Scan the listing below and copy every line holding "data".

--- start ---

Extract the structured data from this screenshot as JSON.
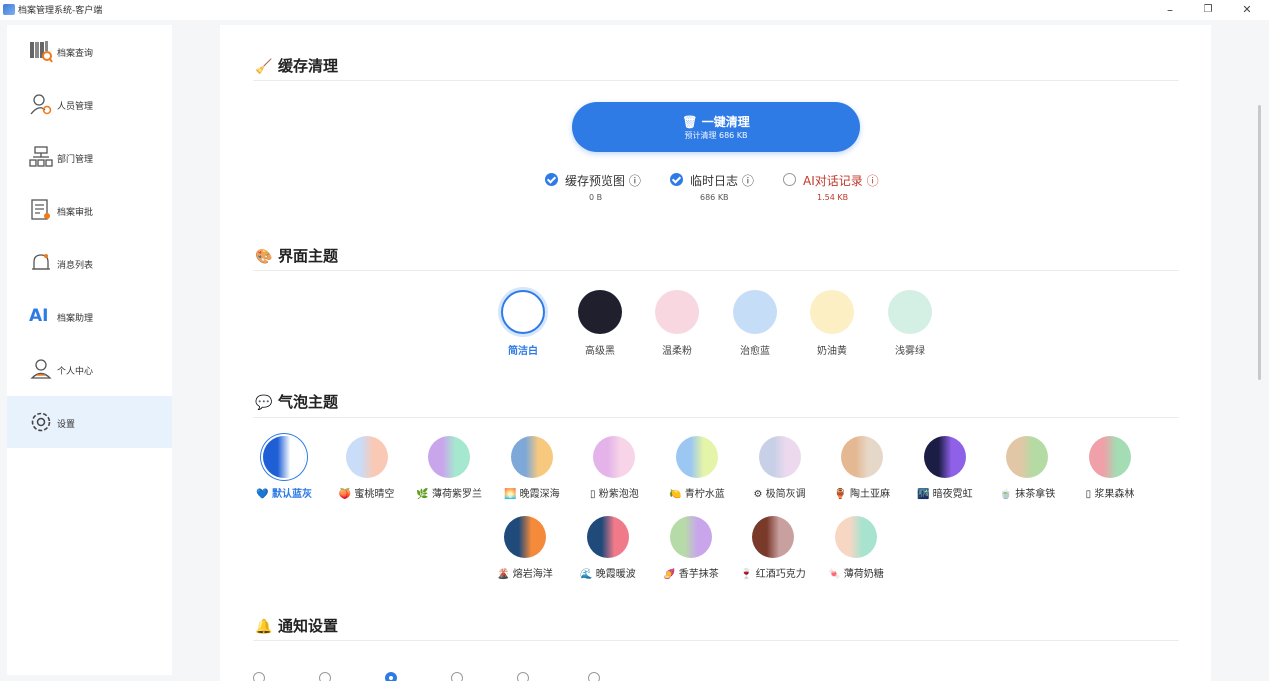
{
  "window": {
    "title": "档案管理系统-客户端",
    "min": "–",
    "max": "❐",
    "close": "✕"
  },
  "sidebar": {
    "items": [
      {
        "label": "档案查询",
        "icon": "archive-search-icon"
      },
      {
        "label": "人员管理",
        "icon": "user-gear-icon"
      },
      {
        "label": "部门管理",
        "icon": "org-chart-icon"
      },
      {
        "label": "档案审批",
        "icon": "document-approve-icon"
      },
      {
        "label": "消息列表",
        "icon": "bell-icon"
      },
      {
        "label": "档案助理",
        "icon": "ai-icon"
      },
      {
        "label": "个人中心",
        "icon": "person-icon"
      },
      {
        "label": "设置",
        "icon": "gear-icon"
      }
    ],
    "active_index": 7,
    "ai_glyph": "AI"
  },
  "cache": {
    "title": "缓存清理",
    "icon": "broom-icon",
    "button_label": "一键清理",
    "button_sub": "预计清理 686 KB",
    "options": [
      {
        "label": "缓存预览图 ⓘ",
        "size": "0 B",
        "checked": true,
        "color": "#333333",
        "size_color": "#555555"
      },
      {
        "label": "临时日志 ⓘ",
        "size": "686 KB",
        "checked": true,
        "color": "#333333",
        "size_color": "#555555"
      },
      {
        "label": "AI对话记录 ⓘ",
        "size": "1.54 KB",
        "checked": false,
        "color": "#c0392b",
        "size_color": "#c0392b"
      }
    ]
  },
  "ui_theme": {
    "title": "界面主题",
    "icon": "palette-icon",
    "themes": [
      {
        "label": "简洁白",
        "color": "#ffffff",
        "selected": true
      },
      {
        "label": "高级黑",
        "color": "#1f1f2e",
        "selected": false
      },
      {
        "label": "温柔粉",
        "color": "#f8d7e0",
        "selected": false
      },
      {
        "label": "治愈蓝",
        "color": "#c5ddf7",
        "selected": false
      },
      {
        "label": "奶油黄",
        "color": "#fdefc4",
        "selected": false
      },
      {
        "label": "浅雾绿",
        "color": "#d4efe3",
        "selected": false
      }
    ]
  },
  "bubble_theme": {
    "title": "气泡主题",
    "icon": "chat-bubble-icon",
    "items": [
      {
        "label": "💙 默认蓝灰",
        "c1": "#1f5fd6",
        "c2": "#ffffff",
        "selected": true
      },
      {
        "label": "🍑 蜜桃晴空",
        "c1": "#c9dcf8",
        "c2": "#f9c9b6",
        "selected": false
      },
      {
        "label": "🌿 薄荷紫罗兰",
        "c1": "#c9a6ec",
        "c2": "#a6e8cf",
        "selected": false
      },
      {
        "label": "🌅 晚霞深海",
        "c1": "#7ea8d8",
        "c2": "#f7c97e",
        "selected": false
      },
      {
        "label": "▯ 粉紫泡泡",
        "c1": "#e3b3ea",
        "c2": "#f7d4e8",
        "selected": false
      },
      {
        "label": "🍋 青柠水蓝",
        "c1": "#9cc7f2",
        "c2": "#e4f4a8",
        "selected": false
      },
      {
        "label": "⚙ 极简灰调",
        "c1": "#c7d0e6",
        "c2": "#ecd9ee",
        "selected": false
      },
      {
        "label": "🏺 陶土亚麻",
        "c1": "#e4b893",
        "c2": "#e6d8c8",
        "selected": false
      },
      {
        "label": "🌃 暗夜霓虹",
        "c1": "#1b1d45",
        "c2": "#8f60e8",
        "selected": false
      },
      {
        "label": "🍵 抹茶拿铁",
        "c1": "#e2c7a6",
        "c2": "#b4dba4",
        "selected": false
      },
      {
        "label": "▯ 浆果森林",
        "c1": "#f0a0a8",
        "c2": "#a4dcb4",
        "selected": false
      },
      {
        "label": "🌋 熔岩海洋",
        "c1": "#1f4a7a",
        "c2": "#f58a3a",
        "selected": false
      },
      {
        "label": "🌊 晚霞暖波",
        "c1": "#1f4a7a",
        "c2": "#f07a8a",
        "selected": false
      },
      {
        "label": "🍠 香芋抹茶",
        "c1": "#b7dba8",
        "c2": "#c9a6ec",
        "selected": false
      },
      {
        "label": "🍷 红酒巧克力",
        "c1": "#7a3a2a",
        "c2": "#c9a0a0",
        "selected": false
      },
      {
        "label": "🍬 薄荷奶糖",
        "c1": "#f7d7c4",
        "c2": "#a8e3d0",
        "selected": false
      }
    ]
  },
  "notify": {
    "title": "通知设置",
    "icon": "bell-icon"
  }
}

--- end ---
--- start ---

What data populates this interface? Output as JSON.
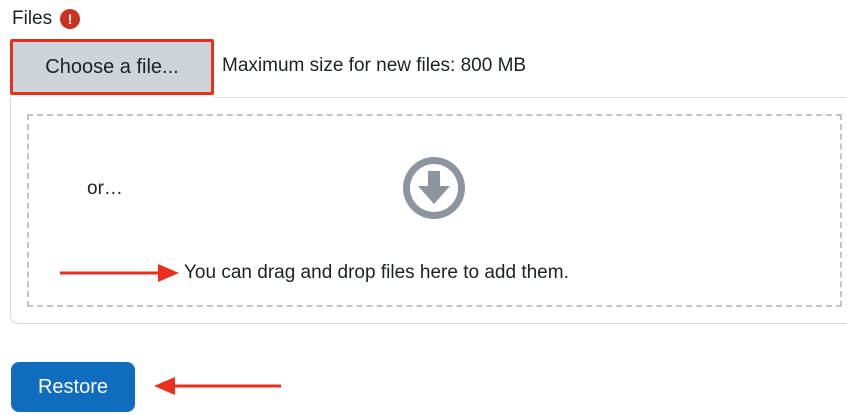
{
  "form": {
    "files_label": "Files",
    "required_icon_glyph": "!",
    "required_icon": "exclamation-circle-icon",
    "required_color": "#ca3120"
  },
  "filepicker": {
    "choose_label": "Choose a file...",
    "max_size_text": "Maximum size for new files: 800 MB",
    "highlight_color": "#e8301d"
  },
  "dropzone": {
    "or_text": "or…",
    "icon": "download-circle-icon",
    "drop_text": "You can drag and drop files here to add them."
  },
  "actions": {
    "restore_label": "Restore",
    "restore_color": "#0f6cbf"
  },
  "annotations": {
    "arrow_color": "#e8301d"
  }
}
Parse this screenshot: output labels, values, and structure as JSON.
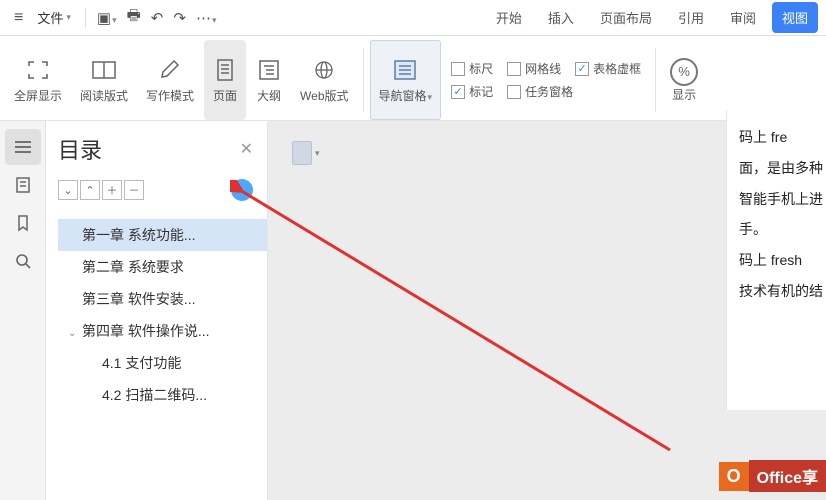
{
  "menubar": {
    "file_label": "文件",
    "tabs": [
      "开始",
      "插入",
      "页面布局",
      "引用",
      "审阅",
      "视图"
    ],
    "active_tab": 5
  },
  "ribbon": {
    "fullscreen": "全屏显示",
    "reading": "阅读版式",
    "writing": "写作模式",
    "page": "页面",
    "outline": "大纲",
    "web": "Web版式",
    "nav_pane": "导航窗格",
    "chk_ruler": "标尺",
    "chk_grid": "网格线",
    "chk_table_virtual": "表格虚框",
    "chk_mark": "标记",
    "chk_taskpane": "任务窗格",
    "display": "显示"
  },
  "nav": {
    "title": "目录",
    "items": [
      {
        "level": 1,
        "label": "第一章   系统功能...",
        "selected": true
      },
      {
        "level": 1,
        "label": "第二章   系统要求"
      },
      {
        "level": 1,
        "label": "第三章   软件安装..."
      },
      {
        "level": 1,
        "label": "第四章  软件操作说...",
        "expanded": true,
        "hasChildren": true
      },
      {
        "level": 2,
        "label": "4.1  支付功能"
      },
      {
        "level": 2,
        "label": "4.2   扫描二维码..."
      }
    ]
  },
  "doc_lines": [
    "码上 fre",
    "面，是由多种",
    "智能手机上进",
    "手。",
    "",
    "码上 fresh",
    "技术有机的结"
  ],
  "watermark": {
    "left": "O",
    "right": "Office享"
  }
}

--- end ---
--- start ---

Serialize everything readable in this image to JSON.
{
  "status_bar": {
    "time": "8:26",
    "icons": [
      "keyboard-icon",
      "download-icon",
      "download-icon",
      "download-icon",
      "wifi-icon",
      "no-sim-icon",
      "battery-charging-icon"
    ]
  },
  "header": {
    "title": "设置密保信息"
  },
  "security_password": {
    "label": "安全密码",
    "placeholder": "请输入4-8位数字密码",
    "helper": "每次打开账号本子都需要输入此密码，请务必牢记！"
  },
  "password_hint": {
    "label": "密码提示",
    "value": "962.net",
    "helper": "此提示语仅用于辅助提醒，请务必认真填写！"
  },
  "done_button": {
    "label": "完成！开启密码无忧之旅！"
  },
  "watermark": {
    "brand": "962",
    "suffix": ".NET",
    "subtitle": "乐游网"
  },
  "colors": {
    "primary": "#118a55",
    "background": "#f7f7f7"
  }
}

--- end ---

### Output of the exercise
Extract the structured data from this screenshot as JSON.
What data populates this interface? Output as JSON.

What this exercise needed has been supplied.